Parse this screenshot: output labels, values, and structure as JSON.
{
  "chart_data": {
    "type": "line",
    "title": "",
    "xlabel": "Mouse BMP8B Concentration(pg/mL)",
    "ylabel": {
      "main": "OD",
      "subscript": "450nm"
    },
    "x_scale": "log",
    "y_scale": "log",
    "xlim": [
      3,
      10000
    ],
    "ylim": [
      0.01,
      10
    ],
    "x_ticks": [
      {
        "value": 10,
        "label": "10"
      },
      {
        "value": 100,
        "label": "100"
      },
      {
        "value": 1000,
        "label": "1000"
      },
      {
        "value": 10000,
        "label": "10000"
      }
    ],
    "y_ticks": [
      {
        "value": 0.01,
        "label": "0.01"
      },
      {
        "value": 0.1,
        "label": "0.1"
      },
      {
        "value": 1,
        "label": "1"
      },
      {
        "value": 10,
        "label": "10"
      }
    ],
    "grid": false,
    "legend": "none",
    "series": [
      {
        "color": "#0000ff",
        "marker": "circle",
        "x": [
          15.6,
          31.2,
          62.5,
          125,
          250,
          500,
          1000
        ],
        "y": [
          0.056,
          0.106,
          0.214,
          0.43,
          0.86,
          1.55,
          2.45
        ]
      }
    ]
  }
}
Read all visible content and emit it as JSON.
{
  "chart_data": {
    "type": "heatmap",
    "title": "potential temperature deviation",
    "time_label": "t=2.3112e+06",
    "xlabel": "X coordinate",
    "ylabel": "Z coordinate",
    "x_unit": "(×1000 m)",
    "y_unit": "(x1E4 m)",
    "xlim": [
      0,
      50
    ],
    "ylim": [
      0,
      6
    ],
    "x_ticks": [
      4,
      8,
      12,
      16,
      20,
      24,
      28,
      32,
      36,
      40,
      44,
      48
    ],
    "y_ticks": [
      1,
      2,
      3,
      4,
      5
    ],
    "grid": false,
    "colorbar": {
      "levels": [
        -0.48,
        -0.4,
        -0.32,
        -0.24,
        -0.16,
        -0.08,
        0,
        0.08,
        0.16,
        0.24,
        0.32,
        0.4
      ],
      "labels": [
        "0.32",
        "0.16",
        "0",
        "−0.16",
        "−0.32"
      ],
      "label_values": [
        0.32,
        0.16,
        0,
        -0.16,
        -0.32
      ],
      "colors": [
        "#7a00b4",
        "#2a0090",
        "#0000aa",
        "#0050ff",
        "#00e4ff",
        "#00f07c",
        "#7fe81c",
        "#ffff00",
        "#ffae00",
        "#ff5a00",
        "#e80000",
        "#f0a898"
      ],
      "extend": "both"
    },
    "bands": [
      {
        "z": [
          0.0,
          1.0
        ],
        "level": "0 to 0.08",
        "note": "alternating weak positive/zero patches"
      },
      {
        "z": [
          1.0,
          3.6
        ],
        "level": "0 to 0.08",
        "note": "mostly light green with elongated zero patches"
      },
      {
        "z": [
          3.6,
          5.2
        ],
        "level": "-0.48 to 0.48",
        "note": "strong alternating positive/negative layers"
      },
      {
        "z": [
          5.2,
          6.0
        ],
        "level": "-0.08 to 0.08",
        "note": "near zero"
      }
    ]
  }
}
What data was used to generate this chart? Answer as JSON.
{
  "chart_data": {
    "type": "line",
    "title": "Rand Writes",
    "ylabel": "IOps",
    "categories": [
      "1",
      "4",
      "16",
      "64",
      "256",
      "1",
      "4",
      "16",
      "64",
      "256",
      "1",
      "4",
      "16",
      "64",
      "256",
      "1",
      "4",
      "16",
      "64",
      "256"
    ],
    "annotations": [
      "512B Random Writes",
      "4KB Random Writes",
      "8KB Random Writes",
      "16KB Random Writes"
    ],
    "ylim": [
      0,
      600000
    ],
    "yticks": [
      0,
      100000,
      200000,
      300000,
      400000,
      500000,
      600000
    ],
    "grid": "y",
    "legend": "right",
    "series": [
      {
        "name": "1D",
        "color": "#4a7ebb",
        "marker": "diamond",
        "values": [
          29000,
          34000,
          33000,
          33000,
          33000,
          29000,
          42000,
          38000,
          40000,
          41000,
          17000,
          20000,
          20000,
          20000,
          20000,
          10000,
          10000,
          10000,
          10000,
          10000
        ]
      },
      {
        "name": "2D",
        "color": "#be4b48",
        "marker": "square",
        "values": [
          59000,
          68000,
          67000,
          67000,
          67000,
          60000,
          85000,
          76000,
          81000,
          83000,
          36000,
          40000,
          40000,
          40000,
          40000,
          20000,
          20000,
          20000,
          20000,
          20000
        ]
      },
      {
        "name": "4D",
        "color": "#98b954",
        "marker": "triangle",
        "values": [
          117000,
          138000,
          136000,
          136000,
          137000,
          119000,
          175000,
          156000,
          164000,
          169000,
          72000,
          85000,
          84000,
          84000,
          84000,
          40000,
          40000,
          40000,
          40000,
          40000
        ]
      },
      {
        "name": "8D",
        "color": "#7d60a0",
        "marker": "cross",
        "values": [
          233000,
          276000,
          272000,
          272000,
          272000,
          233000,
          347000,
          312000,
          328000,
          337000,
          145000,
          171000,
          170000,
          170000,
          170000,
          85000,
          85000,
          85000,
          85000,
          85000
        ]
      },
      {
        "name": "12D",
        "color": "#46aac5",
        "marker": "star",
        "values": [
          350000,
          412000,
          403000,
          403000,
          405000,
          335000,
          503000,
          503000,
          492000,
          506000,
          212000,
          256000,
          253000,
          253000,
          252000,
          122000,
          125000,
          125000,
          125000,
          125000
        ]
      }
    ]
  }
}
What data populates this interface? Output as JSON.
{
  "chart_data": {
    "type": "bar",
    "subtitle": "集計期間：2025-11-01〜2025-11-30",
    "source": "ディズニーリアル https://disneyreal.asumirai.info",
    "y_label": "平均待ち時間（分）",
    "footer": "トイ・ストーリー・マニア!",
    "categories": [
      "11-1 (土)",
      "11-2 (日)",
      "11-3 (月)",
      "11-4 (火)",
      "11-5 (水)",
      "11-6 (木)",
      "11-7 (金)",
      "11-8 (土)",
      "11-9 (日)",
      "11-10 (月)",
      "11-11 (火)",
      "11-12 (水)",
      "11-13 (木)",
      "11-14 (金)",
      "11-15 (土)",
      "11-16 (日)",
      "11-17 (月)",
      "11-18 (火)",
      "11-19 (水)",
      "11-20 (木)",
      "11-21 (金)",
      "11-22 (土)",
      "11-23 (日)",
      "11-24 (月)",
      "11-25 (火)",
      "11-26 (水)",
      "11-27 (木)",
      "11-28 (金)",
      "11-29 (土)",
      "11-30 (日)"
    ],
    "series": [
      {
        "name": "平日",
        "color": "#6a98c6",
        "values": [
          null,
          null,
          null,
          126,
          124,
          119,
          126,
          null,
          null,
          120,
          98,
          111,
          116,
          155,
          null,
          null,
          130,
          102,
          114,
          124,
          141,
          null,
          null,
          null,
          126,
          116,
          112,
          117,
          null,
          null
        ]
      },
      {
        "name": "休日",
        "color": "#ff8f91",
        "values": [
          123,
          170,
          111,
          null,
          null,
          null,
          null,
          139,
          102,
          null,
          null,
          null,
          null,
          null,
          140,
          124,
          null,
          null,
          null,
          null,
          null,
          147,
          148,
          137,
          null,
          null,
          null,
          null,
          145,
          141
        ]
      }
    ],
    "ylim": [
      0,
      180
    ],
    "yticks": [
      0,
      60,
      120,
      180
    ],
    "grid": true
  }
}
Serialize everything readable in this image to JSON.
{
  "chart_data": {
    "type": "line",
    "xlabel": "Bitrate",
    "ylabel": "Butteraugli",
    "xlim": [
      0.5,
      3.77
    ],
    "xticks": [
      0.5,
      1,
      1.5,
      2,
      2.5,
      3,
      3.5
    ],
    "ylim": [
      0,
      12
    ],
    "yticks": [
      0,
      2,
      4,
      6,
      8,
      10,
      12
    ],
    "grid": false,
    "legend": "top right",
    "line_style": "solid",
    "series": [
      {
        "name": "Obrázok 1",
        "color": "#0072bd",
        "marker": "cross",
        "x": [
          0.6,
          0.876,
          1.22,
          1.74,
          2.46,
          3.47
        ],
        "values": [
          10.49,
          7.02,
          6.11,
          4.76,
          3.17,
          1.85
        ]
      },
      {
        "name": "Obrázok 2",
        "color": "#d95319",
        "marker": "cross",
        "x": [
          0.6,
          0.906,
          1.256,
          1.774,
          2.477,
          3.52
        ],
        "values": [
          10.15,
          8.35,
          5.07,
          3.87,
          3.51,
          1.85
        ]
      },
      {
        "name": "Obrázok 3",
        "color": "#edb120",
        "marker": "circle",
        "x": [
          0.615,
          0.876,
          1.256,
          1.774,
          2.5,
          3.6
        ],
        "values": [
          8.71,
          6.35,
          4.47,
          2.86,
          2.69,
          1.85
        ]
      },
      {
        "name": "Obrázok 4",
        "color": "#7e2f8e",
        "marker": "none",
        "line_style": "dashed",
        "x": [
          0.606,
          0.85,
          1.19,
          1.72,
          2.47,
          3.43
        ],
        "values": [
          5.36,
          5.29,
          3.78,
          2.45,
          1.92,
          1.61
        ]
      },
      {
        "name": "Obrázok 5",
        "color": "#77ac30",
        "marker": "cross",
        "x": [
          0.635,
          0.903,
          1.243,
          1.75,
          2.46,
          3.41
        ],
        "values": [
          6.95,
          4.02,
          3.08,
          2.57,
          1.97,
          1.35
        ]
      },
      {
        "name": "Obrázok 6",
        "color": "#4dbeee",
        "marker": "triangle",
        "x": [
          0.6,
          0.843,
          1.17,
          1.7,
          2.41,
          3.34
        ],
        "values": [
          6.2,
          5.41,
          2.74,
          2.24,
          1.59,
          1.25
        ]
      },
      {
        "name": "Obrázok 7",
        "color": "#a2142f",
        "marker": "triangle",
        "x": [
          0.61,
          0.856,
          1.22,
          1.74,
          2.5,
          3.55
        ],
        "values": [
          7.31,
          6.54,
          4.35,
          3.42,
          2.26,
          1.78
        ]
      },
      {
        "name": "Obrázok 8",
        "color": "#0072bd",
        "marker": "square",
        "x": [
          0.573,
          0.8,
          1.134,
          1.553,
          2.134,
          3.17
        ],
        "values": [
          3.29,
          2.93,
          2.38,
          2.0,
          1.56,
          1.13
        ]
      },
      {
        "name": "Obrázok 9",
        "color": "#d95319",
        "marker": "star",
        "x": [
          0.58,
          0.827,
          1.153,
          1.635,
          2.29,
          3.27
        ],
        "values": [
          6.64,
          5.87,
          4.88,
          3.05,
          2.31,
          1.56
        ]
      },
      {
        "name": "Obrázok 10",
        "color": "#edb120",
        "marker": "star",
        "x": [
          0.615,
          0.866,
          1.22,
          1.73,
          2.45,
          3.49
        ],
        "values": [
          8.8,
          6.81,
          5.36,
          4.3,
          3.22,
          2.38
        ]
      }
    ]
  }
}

• [Task requirements] Copy out every line where the word "Obrázok" occurs.

• [Expected output]
        "name": "Obrázok 1",
        "name": "Obrázok 2",
        "name": "Obrázok 3",
        "name": "Obrázok 4",
        "name": "Obrázok 5",
        "name": "Obrázok 6",
        "name": "Obrázok 7",
        "name": "Obrázok 8",
        "name": "Obrázok 9",
        "name": "Obrázok 10",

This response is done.